[Dataset entries]
-- Start --

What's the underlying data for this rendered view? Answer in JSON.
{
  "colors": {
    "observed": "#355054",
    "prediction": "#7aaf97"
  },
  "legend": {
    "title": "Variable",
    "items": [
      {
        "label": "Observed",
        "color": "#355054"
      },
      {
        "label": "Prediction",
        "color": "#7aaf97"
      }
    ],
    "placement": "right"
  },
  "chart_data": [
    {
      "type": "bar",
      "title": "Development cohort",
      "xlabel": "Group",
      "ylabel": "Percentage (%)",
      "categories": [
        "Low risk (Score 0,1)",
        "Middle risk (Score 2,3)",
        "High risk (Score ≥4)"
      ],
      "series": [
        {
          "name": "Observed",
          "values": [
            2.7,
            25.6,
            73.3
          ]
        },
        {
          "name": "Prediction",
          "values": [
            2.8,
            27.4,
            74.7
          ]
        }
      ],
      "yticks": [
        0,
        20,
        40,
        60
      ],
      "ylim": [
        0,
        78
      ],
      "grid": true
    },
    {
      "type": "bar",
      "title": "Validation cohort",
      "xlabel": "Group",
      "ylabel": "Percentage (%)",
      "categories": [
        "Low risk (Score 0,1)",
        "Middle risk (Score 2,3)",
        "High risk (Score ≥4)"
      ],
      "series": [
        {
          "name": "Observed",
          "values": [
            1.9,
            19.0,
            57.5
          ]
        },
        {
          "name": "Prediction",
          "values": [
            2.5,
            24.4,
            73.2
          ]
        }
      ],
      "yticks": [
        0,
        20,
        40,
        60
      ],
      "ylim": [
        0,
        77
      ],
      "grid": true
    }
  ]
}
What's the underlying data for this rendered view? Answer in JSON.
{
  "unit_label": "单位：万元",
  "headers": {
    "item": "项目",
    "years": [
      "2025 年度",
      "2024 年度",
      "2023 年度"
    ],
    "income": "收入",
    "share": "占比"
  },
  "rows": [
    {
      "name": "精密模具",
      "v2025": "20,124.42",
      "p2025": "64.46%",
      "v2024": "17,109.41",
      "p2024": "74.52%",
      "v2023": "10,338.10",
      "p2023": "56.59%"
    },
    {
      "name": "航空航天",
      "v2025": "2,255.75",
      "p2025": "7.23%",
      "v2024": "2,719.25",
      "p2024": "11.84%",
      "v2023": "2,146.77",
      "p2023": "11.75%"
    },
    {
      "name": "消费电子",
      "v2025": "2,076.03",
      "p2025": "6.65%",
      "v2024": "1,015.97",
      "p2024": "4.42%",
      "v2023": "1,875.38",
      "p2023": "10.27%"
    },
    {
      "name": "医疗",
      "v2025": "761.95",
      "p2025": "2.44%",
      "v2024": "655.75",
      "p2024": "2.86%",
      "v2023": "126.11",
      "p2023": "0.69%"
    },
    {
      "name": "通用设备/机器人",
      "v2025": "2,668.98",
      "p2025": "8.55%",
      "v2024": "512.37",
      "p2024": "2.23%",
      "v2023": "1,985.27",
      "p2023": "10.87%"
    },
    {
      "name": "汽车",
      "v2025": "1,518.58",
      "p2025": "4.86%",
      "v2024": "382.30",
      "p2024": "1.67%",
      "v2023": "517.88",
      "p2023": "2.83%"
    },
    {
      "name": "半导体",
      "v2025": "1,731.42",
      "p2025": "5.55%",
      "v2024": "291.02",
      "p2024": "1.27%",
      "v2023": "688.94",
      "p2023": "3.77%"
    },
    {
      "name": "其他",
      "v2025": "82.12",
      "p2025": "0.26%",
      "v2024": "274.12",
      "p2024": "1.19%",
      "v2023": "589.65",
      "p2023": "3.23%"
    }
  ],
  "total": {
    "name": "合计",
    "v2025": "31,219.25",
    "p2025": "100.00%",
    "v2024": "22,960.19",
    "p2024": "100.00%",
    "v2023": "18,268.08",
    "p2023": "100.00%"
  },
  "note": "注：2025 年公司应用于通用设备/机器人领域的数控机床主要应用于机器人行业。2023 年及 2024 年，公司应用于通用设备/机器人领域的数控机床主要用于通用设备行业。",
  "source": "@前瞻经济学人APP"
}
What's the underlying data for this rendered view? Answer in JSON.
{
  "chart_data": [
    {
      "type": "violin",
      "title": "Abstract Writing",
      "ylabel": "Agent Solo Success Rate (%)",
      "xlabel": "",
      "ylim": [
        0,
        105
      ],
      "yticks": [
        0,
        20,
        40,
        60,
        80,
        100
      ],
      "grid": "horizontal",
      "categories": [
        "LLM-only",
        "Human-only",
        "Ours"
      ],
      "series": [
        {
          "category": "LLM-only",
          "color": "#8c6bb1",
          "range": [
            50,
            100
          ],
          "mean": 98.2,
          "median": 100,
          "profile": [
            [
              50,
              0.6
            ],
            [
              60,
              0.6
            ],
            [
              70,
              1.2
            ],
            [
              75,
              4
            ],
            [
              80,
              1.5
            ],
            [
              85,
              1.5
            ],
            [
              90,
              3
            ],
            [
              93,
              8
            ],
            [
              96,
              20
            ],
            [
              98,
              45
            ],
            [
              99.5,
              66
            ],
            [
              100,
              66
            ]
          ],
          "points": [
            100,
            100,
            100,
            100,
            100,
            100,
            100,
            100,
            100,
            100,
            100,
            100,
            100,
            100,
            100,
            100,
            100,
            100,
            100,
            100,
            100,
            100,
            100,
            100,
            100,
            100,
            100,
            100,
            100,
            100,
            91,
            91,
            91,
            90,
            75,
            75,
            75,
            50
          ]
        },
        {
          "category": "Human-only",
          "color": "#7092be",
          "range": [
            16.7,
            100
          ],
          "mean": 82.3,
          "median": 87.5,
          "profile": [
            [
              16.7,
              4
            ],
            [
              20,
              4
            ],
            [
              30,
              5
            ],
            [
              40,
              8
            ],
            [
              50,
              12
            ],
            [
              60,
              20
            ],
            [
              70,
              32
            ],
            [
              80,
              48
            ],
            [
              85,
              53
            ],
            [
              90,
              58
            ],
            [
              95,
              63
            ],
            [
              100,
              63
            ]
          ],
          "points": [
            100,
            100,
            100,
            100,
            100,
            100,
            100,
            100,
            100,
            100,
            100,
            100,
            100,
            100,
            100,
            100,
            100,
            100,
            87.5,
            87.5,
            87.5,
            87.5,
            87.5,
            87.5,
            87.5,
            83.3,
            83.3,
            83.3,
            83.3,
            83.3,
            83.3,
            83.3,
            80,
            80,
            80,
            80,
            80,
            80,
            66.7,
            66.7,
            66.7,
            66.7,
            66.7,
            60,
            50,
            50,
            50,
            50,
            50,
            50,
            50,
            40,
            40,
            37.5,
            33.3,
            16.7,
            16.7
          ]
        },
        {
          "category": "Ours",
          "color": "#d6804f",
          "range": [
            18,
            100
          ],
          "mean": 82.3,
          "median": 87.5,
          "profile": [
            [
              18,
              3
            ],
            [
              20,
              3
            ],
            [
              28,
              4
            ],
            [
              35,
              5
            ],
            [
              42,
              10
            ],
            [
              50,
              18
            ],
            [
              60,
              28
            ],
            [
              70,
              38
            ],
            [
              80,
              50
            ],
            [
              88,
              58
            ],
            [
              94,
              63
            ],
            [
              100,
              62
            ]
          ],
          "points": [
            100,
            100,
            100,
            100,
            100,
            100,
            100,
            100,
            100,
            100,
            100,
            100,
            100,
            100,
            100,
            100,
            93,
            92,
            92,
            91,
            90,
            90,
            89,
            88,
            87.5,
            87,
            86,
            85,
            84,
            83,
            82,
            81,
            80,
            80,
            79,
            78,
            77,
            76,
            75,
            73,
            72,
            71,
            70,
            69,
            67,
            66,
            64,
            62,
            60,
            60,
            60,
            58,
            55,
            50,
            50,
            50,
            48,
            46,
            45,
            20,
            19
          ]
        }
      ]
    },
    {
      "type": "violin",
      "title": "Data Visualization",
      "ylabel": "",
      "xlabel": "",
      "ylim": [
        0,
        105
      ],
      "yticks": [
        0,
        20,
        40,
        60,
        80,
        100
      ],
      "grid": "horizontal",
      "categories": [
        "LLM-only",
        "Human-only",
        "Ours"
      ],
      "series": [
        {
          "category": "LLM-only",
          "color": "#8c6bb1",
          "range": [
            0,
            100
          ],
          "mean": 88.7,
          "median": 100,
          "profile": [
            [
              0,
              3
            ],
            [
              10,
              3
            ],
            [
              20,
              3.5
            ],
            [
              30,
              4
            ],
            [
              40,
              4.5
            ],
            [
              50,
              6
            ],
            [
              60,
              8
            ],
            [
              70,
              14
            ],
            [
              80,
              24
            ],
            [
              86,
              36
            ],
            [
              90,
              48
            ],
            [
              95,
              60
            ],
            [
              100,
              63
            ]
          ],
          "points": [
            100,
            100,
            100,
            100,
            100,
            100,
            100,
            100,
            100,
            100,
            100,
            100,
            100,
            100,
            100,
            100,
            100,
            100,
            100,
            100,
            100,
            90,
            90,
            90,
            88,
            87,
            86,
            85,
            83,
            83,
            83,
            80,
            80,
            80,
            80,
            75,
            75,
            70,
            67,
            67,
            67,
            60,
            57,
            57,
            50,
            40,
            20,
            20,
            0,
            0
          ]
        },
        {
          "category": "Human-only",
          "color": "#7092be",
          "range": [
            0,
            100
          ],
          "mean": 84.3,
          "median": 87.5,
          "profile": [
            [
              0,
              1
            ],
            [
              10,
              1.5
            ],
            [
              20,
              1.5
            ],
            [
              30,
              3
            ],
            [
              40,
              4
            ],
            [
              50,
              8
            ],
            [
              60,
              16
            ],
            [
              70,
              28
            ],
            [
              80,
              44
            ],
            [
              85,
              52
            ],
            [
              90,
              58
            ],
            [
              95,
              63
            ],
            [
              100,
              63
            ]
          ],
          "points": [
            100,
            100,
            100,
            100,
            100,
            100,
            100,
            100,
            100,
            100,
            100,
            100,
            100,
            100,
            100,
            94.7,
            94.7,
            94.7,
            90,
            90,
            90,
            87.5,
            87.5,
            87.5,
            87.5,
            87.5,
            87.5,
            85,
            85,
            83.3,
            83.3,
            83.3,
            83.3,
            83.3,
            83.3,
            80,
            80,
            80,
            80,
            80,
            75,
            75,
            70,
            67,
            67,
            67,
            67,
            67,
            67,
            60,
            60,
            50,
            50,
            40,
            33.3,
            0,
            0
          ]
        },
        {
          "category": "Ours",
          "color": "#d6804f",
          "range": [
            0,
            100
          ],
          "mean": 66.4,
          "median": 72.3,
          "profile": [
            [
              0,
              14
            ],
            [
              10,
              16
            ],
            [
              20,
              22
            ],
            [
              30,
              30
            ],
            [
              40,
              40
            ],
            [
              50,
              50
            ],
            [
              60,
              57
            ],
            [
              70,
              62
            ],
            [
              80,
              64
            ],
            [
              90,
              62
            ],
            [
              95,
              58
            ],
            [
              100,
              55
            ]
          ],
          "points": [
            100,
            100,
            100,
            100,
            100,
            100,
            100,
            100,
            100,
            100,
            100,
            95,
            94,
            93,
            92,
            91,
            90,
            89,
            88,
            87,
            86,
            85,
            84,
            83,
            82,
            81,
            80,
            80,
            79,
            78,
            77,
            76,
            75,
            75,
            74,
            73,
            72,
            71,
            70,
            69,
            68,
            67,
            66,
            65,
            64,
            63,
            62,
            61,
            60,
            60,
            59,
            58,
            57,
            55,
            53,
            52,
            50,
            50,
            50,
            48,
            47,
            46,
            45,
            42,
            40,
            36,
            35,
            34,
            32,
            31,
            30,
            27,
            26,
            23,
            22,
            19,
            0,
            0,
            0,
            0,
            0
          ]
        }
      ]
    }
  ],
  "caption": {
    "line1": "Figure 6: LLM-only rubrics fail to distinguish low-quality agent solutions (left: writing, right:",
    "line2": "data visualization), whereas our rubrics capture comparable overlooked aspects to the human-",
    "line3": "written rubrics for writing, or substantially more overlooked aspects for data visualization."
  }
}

-- End --

What to do
Determine how many lines of the data contain "title" and give nothing but that number.

Result of this exercise
5